→ RECORDS SHOWN
++++++++

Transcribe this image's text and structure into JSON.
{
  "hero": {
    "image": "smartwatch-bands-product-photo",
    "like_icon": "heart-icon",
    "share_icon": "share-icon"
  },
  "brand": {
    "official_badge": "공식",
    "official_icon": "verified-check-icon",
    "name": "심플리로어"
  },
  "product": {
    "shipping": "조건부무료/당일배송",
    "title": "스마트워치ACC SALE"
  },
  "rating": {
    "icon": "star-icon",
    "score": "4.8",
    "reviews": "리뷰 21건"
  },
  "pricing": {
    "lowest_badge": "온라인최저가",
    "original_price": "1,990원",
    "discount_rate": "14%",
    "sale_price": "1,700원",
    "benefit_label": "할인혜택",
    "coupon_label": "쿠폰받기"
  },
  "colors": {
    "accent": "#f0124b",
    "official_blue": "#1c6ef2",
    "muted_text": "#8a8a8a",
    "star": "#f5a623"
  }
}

++++++++

→ PROBLEM
Word for word, quote all of the data above.

→ ANSWER BELOW
Transcribe this image's text and structure into JSON.
{
  "hero": {
    "image": "smartwatch-bands-product-photo",
    "like_icon": "heart-icon",
    "share_icon": "share-icon"
  },
  "brand": {
    "official_badge": "공식",
    "official_icon": "verified-check-icon",
    "name": "심플리로어"
  },
  "product": {
    "shipping": "조건부무료/당일배송",
    "title": "스마트워치ACC SALE"
  },
  "rating": {
    "icon": "star-icon",
    "score": "4.8",
    "reviews": "리뷰 21건"
  },
  "pricing": {
    "lowest_badge": "온라인최저가",
    "original_price": "1,990원",
    "discount_rate": "14%",
    "sale_price": "1,700원",
    "benefit_label": "할인혜택",
    "coupon_label": "쿠폰받기"
  },
  "colors": {
    "accent": "#f0124b",
    "official_blue": "#1c6ef2",
    "muted_text": "#8a8a8a",
    "star": "#f5a623"
  }
}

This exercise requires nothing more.